Excerpts from a figure dataset:
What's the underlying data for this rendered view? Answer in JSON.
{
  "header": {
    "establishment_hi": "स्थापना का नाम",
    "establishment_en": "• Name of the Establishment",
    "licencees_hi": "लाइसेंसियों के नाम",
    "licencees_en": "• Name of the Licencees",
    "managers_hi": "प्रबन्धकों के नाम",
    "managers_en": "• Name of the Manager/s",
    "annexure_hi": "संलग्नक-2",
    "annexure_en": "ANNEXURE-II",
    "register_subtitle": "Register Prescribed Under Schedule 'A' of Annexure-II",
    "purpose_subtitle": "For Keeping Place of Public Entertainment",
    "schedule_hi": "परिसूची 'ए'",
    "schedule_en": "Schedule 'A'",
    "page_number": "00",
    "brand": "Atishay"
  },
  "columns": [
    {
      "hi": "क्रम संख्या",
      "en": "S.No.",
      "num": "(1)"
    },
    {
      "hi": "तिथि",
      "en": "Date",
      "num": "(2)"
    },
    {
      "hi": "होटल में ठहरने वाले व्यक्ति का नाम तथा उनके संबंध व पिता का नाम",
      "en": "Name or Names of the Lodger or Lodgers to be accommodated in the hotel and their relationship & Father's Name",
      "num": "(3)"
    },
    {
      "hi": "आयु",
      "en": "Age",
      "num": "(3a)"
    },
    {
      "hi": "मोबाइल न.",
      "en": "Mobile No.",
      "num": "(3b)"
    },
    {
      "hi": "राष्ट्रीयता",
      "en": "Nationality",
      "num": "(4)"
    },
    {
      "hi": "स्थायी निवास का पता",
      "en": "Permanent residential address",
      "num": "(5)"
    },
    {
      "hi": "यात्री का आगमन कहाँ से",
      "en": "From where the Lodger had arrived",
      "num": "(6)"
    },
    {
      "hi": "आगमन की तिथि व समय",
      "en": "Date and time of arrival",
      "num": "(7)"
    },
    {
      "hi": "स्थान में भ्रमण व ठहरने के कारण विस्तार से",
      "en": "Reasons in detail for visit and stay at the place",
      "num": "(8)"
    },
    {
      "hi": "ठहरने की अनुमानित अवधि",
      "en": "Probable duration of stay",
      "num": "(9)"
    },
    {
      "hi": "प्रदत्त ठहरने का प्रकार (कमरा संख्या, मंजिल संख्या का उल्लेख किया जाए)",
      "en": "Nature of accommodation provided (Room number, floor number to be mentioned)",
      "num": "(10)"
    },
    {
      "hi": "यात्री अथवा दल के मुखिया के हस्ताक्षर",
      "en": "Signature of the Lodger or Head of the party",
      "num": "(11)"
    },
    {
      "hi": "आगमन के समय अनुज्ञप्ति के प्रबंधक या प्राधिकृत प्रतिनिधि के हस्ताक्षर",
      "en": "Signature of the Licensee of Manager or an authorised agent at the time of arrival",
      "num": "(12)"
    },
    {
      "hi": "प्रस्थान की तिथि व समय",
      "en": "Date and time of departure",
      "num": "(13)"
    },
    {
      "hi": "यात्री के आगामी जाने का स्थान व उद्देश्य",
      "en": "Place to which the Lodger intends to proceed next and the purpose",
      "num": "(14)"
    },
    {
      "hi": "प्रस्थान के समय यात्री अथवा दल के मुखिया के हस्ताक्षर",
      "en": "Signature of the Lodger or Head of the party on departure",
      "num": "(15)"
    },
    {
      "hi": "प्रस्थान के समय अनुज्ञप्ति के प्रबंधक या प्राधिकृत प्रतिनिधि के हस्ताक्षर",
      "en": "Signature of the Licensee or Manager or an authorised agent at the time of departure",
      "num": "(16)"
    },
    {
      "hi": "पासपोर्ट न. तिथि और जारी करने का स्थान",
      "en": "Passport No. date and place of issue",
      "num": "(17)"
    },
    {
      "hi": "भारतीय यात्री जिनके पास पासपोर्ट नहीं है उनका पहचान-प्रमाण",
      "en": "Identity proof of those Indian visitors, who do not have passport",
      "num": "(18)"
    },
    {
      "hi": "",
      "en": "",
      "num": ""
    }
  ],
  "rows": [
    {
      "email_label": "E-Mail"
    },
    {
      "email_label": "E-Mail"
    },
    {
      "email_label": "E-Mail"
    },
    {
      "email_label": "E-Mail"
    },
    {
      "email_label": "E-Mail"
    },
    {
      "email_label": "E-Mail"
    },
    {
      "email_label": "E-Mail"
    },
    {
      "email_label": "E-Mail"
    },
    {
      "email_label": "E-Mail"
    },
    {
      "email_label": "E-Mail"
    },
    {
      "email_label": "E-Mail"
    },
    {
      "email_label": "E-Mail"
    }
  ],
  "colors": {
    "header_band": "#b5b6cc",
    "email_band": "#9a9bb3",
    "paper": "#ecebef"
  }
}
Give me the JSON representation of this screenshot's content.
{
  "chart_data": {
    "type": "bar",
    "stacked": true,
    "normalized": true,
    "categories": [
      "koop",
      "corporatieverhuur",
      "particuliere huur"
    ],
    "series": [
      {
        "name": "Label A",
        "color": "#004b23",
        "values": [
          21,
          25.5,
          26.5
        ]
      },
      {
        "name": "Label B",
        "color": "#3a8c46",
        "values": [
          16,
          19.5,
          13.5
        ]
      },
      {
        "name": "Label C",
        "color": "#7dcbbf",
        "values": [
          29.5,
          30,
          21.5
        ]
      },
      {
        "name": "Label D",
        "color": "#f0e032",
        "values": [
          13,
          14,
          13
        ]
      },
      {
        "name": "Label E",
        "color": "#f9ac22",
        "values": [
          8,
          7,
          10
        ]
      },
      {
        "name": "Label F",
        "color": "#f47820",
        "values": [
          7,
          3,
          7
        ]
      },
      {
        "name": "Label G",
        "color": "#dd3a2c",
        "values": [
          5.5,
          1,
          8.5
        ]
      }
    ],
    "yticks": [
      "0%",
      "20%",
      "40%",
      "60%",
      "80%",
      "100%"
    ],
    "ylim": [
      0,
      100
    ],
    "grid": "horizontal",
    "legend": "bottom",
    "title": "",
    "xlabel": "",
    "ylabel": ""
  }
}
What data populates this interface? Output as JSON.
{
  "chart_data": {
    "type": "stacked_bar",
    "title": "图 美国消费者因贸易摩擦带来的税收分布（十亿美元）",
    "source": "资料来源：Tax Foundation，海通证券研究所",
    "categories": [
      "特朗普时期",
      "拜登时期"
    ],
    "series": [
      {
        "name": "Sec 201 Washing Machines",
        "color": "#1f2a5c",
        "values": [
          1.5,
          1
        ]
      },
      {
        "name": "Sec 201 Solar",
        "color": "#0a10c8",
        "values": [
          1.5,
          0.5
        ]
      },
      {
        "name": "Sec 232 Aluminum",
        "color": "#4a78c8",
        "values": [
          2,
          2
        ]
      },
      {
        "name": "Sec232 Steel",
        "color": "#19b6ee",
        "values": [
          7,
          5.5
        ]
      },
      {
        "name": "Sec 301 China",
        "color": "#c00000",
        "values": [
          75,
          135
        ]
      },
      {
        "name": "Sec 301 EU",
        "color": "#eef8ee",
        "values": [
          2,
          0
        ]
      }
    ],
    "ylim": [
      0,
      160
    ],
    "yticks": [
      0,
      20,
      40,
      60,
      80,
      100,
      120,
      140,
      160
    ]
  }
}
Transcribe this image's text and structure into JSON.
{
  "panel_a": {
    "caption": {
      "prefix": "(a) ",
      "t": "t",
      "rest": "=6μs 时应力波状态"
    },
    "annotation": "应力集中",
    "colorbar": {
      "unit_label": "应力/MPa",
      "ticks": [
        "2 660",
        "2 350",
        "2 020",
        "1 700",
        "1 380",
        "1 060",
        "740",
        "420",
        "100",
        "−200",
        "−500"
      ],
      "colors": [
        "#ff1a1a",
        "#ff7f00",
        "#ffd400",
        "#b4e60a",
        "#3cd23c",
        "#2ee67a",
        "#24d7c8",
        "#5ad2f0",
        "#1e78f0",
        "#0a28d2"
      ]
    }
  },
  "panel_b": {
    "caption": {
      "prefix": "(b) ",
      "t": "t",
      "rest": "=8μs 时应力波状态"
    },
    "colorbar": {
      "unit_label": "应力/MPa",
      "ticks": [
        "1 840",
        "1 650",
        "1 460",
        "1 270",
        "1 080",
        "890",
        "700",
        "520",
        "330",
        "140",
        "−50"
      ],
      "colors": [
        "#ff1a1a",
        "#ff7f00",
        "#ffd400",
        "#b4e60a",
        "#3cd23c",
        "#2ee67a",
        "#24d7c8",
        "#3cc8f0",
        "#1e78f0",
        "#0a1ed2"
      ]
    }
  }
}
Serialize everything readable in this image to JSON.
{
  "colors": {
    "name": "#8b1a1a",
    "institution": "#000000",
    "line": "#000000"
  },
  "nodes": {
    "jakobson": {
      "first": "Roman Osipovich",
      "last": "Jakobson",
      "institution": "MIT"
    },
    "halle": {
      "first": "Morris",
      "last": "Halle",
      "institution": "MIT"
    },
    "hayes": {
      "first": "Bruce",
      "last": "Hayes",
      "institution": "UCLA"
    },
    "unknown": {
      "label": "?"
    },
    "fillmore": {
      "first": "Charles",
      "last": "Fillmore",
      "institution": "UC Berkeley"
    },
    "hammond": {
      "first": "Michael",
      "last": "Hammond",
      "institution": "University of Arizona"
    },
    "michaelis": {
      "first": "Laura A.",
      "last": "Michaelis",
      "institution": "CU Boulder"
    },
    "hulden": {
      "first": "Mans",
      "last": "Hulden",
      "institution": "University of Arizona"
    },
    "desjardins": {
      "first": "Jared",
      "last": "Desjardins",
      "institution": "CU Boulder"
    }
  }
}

EXERCISE INSTRUCTIONS: Examine the records and pull out every line where the string "stay" occurs.

SOLUTION FOR THIS TASK:
      "en": "Reasons in detail for visit and stay at the place",
      "en": "Probable duration of stay",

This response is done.